start Supplied information

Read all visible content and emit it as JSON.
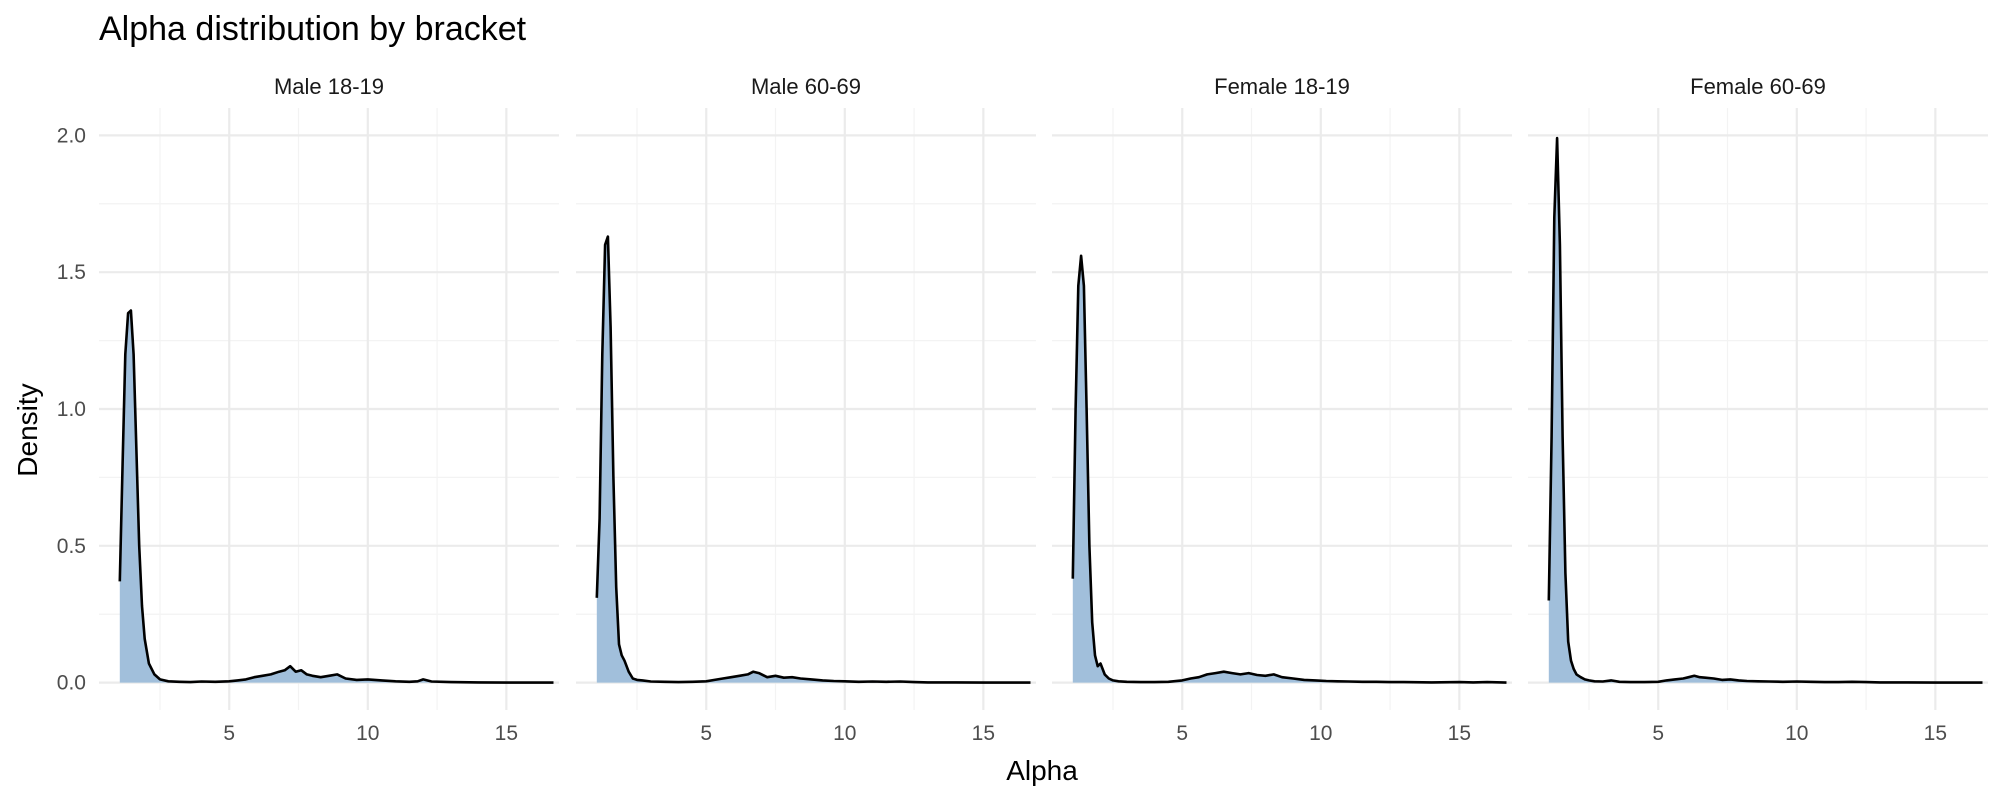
{
  "chart_data": {
    "type": "area",
    "title": "Alpha distribution by bracket",
    "xlabel": "Alpha",
    "ylabel": "Density",
    "xlim": [
      0.3,
      16.9
    ],
    "ylim": [
      -0.1,
      2.1
    ],
    "x_ticks": [
      5,
      10,
      15
    ],
    "y_ticks": [
      0.0,
      0.5,
      1.0,
      1.5,
      2.0
    ],
    "x_tick_labels": [
      "5",
      "10",
      "15"
    ],
    "y_tick_labels": [
      "0.0",
      "0.5",
      "1.0",
      "1.5",
      "2.0"
    ],
    "grid": true,
    "fill_color": "#a1bfdb",
    "line_color": "#000000",
    "panels": [
      {
        "name": "Male 18-19",
        "x": [
          1.05,
          1.15,
          1.25,
          1.35,
          1.45,
          1.55,
          1.65,
          1.75,
          1.85,
          1.95,
          2.1,
          2.3,
          2.5,
          2.8,
          3.2,
          3.6,
          4.0,
          4.5,
          5.0,
          5.3,
          5.6,
          5.9,
          6.2,
          6.5,
          6.8,
          7.0,
          7.2,
          7.4,
          7.6,
          7.8,
          8.0,
          8.3,
          8.6,
          8.9,
          9.2,
          9.6,
          10.0,
          10.5,
          11.0,
          11.5,
          11.8,
          12.0,
          12.3,
          13.0,
          14.0,
          15.0,
          16.0,
          16.7
        ],
        "y": [
          0.37,
          0.8,
          1.2,
          1.35,
          1.36,
          1.2,
          0.85,
          0.5,
          0.28,
          0.16,
          0.07,
          0.03,
          0.012,
          0.005,
          0.003,
          0.002,
          0.004,
          0.003,
          0.005,
          0.008,
          0.012,
          0.02,
          0.025,
          0.03,
          0.04,
          0.045,
          0.06,
          0.04,
          0.045,
          0.03,
          0.025,
          0.02,
          0.025,
          0.03,
          0.015,
          0.01,
          0.012,
          0.008,
          0.005,
          0.003,
          0.005,
          0.012,
          0.004,
          0.002,
          0.001,
          0.0,
          0.0,
          0.0
        ]
      },
      {
        "name": "Male 60-69",
        "x": [
          1.05,
          1.15,
          1.25,
          1.35,
          1.45,
          1.55,
          1.65,
          1.75,
          1.85,
          1.95,
          2.05,
          2.2,
          2.35,
          2.5,
          2.7,
          3.0,
          3.5,
          4.0,
          4.5,
          5.0,
          5.3,
          5.6,
          5.9,
          6.2,
          6.5,
          6.7,
          6.9,
          7.2,
          7.5,
          7.8,
          8.1,
          8.4,
          8.8,
          9.2,
          9.6,
          10.0,
          10.5,
          11.0,
          11.5,
          12.0,
          12.5,
          13.0,
          14.0,
          15.0,
          16.0,
          16.7
        ],
        "y": [
          0.31,
          0.6,
          1.2,
          1.6,
          1.63,
          1.3,
          0.75,
          0.35,
          0.14,
          0.1,
          0.08,
          0.04,
          0.015,
          0.01,
          0.008,
          0.004,
          0.003,
          0.002,
          0.003,
          0.005,
          0.01,
          0.015,
          0.02,
          0.025,
          0.03,
          0.04,
          0.035,
          0.02,
          0.025,
          0.018,
          0.02,
          0.015,
          0.012,
          0.008,
          0.006,
          0.005,
          0.003,
          0.004,
          0.003,
          0.004,
          0.002,
          0.001,
          0.001,
          0.0,
          0.0,
          0.0
        ]
      },
      {
        "name": "Female 18-19",
        "x": [
          1.05,
          1.15,
          1.25,
          1.35,
          1.45,
          1.55,
          1.65,
          1.75,
          1.85,
          1.95,
          2.05,
          2.2,
          2.35,
          2.5,
          2.7,
          3.0,
          3.5,
          4.0,
          4.5,
          5.0,
          5.3,
          5.6,
          5.9,
          6.2,
          6.5,
          6.8,
          7.1,
          7.4,
          7.7,
          8.0,
          8.3,
          8.6,
          9.0,
          9.4,
          9.8,
          10.2,
          10.6,
          11.0,
          11.5,
          12.0,
          12.5,
          13.0,
          14.0,
          15.0,
          15.5,
          16.0,
          16.7
        ],
        "y": [
          0.38,
          1.0,
          1.45,
          1.56,
          1.45,
          1.0,
          0.5,
          0.22,
          0.1,
          0.06,
          0.07,
          0.03,
          0.015,
          0.008,
          0.005,
          0.003,
          0.002,
          0.002,
          0.003,
          0.008,
          0.015,
          0.02,
          0.03,
          0.035,
          0.04,
          0.035,
          0.03,
          0.035,
          0.028,
          0.025,
          0.03,
          0.02,
          0.015,
          0.01,
          0.008,
          0.006,
          0.005,
          0.004,
          0.003,
          0.003,
          0.002,
          0.002,
          0.001,
          0.002,
          0.001,
          0.002,
          0.0
        ]
      },
      {
        "name": "Female 60-69",
        "x": [
          1.05,
          1.15,
          1.25,
          1.35,
          1.45,
          1.55,
          1.65,
          1.75,
          1.85,
          1.95,
          2.05,
          2.2,
          2.35,
          2.5,
          2.7,
          3.0,
          3.3,
          3.6,
          4.0,
          4.5,
          5.0,
          5.3,
          5.6,
          5.9,
          6.1,
          6.3,
          6.5,
          6.7,
          7.0,
          7.3,
          7.6,
          7.9,
          8.2,
          8.6,
          9.0,
          9.5,
          10.0,
          10.5,
          11.0,
          11.5,
          12.0,
          12.5,
          13.0,
          14.0,
          15.0,
          16.0,
          16.7
        ],
        "y": [
          0.3,
          0.9,
          1.7,
          1.99,
          1.6,
          0.9,
          0.4,
          0.15,
          0.08,
          0.05,
          0.03,
          0.02,
          0.012,
          0.008,
          0.005,
          0.004,
          0.008,
          0.003,
          0.002,
          0.002,
          0.003,
          0.008,
          0.012,
          0.015,
          0.02,
          0.025,
          0.02,
          0.018,
          0.015,
          0.01,
          0.012,
          0.008,
          0.006,
          0.005,
          0.004,
          0.003,
          0.004,
          0.003,
          0.002,
          0.002,
          0.003,
          0.002,
          0.001,
          0.001,
          0.0,
          0.0,
          0.0
        ]
      }
    ]
  }
}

end Supplied information

• **Exercise**: Write out the entries again, exactly as given, skipping any images.

• **Exercise answer**:
Read all visible content and emit it as JSON.
{
  "chart_data": {
    "type": "area",
    "title": "Alpha distribution by bracket",
    "xlabel": "Alpha",
    "ylabel": "Density",
    "xlim": [
      0.3,
      16.9
    ],
    "ylim": [
      -0.1,
      2.1
    ],
    "x_ticks": [
      5,
      10,
      15
    ],
    "y_ticks": [
      0.0,
      0.5,
      1.0,
      1.5,
      2.0
    ],
    "x_tick_labels": [
      "5",
      "10",
      "15"
    ],
    "y_tick_labels": [
      "0.0",
      "0.5",
      "1.0",
      "1.5",
      "2.0"
    ],
    "grid": true,
    "fill_color": "#a1bfdb",
    "line_color": "#000000",
    "panels": [
      {
        "name": "Male 18-19",
        "x": [
          1.05,
          1.15,
          1.25,
          1.35,
          1.45,
          1.55,
          1.65,
          1.75,
          1.85,
          1.95,
          2.1,
          2.3,
          2.5,
          2.8,
          3.2,
          3.6,
          4.0,
          4.5,
          5.0,
          5.3,
          5.6,
          5.9,
          6.2,
          6.5,
          6.8,
          7.0,
          7.2,
          7.4,
          7.6,
          7.8,
          8.0,
          8.3,
          8.6,
          8.9,
          9.2,
          9.6,
          10.0,
          10.5,
          11.0,
          11.5,
          11.8,
          12.0,
          12.3,
          13.0,
          14.0,
          15.0,
          16.0,
          16.7
        ],
        "y": [
          0.37,
          0.8,
          1.2,
          1.35,
          1.36,
          1.2,
          0.85,
          0.5,
          0.28,
          0.16,
          0.07,
          0.03,
          0.012,
          0.005,
          0.003,
          0.002,
          0.004,
          0.003,
          0.005,
          0.008,
          0.012,
          0.02,
          0.025,
          0.03,
          0.04,
          0.045,
          0.06,
          0.04,
          0.045,
          0.03,
          0.025,
          0.02,
          0.025,
          0.03,
          0.015,
          0.01,
          0.012,
          0.008,
          0.005,
          0.003,
          0.005,
          0.012,
          0.004,
          0.002,
          0.001,
          0.0,
          0.0,
          0.0
        ]
      },
      {
        "name": "Male 60-69",
        "x": [
          1.05,
          1.15,
          1.25,
          1.35,
          1.45,
          1.55,
          1.65,
          1.75,
          1.85,
          1.95,
          2.05,
          2.2,
          2.35,
          2.5,
          2.7,
          3.0,
          3.5,
          4.0,
          4.5,
          5.0,
          5.3,
          5.6,
          5.9,
          6.2,
          6.5,
          6.7,
          6.9,
          7.2,
          7.5,
          7.8,
          8.1,
          8.4,
          8.8,
          9.2,
          9.6,
          10.0,
          10.5,
          11.0,
          11.5,
          12.0,
          12.5,
          13.0,
          14.0,
          15.0,
          16.0,
          16.7
        ],
        "y": [
          0.31,
          0.6,
          1.2,
          1.6,
          1.63,
          1.3,
          0.75,
          0.35,
          0.14,
          0.1,
          0.08,
          0.04,
          0.015,
          0.01,
          0.008,
          0.004,
          0.003,
          0.002,
          0.003,
          0.005,
          0.01,
          0.015,
          0.02,
          0.025,
          0.03,
          0.04,
          0.035,
          0.02,
          0.025,
          0.018,
          0.02,
          0.015,
          0.012,
          0.008,
          0.006,
          0.005,
          0.003,
          0.004,
          0.003,
          0.004,
          0.002,
          0.001,
          0.001,
          0.0,
          0.0,
          0.0
        ]
      },
      {
        "name": "Female 18-19",
        "x": [
          1.05,
          1.15,
          1.25,
          1.35,
          1.45,
          1.55,
          1.65,
          1.75,
          1.85,
          1.95,
          2.05,
          2.2,
          2.35,
          2.5,
          2.7,
          3.0,
          3.5,
          4.0,
          4.5,
          5.0,
          5.3,
          5.6,
          5.9,
          6.2,
          6.5,
          6.8,
          7.1,
          7.4,
          7.7,
          8.0,
          8.3,
          8.6,
          9.0,
          9.4,
          9.8,
          10.2,
          10.6,
          11.0,
          11.5,
          12.0,
          12.5,
          13.0,
          14.0,
          15.0,
          15.5,
          16.0,
          16.7
        ],
        "y": [
          0.38,
          1.0,
          1.45,
          1.56,
          1.45,
          1.0,
          0.5,
          0.22,
          0.1,
          0.06,
          0.07,
          0.03,
          0.015,
          0.008,
          0.005,
          0.003,
          0.002,
          0.002,
          0.003,
          0.008,
          0.015,
          0.02,
          0.03,
          0.035,
          0.04,
          0.035,
          0.03,
          0.035,
          0.028,
          0.025,
          0.03,
          0.02,
          0.015,
          0.01,
          0.008,
          0.006,
          0.005,
          0.004,
          0.003,
          0.003,
          0.002,
          0.002,
          0.001,
          0.002,
          0.001,
          0.002,
          0.0
        ]
      },
      {
        "name": "Female 60-69",
        "x": [
          1.05,
          1.15,
          1.25,
          1.35,
          1.45,
          1.55,
          1.65,
          1.75,
          1.85,
          1.95,
          2.05,
          2.2,
          2.35,
          2.5,
          2.7,
          3.0,
          3.3,
          3.6,
          4.0,
          4.5,
          5.0,
          5.3,
          5.6,
          5.9,
          6.1,
          6.3,
          6.5,
          6.7,
          7.0,
          7.3,
          7.6,
          7.9,
          8.2,
          8.6,
          9.0,
          9.5,
          10.0,
          10.5,
          11.0,
          11.5,
          12.0,
          12.5,
          13.0,
          14.0,
          15.0,
          16.0,
          16.7
        ],
        "y": [
          0.3,
          0.9,
          1.7,
          1.99,
          1.6,
          0.9,
          0.4,
          0.15,
          0.08,
          0.05,
          0.03,
          0.02,
          0.012,
          0.008,
          0.005,
          0.004,
          0.008,
          0.003,
          0.002,
          0.002,
          0.003,
          0.008,
          0.012,
          0.015,
          0.02,
          0.025,
          0.02,
          0.018,
          0.015,
          0.01,
          0.012,
          0.008,
          0.006,
          0.005,
          0.004,
          0.003,
          0.004,
          0.003,
          0.002,
          0.002,
          0.003,
          0.002,
          0.001,
          0.001,
          0.0,
          0.0,
          0.0
        ]
      }
    ]
  }
}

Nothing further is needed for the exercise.